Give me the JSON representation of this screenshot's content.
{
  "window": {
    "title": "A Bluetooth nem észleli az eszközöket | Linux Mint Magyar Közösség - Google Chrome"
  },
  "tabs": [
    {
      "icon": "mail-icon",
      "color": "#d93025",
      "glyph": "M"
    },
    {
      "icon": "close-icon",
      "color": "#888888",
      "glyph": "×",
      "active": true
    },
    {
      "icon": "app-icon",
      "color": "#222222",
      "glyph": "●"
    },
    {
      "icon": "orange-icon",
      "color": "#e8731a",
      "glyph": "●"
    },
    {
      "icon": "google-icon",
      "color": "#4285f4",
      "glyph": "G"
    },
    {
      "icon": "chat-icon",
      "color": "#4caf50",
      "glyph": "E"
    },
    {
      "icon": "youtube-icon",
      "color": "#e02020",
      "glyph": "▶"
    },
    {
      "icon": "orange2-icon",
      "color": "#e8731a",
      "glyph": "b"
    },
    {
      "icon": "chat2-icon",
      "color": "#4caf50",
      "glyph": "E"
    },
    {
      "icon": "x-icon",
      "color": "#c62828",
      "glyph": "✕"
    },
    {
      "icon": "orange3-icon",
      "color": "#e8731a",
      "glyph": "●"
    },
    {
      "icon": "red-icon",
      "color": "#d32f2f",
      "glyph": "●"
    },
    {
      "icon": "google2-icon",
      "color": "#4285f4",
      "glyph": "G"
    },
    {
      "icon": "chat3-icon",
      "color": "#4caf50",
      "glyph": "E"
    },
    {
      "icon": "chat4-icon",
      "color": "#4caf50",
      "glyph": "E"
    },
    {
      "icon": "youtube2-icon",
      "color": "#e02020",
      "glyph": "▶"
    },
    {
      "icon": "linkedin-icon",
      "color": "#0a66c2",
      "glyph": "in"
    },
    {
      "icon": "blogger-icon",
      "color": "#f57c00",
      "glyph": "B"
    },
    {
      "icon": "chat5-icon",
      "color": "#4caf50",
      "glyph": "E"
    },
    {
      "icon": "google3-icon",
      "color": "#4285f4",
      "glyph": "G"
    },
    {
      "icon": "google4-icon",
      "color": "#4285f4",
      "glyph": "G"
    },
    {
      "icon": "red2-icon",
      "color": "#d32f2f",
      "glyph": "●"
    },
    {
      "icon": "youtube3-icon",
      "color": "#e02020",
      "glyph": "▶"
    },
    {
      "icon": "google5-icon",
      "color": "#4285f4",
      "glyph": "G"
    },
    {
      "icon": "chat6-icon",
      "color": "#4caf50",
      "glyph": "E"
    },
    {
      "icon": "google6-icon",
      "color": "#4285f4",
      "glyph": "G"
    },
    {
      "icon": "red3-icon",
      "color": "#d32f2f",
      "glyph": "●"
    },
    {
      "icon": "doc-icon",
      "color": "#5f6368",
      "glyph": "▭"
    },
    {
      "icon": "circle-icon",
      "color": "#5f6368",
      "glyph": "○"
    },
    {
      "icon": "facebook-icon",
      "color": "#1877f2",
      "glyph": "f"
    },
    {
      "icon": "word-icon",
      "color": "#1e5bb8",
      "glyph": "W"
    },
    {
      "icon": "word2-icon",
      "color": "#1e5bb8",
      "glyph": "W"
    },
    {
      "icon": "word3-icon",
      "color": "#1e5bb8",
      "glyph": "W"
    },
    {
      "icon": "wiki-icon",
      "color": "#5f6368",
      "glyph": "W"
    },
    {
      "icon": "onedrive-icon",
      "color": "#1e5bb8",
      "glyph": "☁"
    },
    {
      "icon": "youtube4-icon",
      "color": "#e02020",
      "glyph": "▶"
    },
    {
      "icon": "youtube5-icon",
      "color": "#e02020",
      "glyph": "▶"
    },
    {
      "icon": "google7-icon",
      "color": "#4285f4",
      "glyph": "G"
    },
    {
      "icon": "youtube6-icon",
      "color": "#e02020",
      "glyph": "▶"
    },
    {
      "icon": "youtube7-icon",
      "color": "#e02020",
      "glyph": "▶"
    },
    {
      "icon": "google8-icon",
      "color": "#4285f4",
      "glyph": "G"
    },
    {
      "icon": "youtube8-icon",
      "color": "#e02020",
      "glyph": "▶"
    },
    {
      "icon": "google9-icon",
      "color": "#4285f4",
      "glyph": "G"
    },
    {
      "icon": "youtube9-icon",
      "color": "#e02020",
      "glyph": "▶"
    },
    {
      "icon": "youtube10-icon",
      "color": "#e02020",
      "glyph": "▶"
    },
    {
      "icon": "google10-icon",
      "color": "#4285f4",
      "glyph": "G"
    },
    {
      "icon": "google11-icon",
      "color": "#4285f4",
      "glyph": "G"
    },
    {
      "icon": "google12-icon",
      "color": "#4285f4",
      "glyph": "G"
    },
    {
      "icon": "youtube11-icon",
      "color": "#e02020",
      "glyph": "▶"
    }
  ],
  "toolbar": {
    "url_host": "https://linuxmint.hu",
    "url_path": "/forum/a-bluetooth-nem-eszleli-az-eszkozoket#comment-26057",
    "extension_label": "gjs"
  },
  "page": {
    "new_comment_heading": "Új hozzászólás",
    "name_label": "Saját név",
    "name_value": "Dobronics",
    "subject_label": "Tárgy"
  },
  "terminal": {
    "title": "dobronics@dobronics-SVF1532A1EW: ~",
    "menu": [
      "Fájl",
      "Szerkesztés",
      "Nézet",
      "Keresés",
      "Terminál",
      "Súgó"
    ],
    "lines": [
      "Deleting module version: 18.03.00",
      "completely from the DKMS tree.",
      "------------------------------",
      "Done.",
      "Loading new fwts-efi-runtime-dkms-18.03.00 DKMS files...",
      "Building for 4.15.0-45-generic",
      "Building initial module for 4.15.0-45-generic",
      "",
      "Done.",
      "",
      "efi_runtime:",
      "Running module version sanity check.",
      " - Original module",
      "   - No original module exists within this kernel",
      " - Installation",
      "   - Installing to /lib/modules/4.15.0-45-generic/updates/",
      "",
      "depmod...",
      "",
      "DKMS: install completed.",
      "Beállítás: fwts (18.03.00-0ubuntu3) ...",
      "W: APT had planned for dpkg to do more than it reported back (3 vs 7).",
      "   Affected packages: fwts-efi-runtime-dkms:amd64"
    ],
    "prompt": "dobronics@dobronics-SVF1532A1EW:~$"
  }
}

__Given instruction__:
Figure out how many lines above include the string "Building", then report that number and nothing else.

__Problem solution__:
2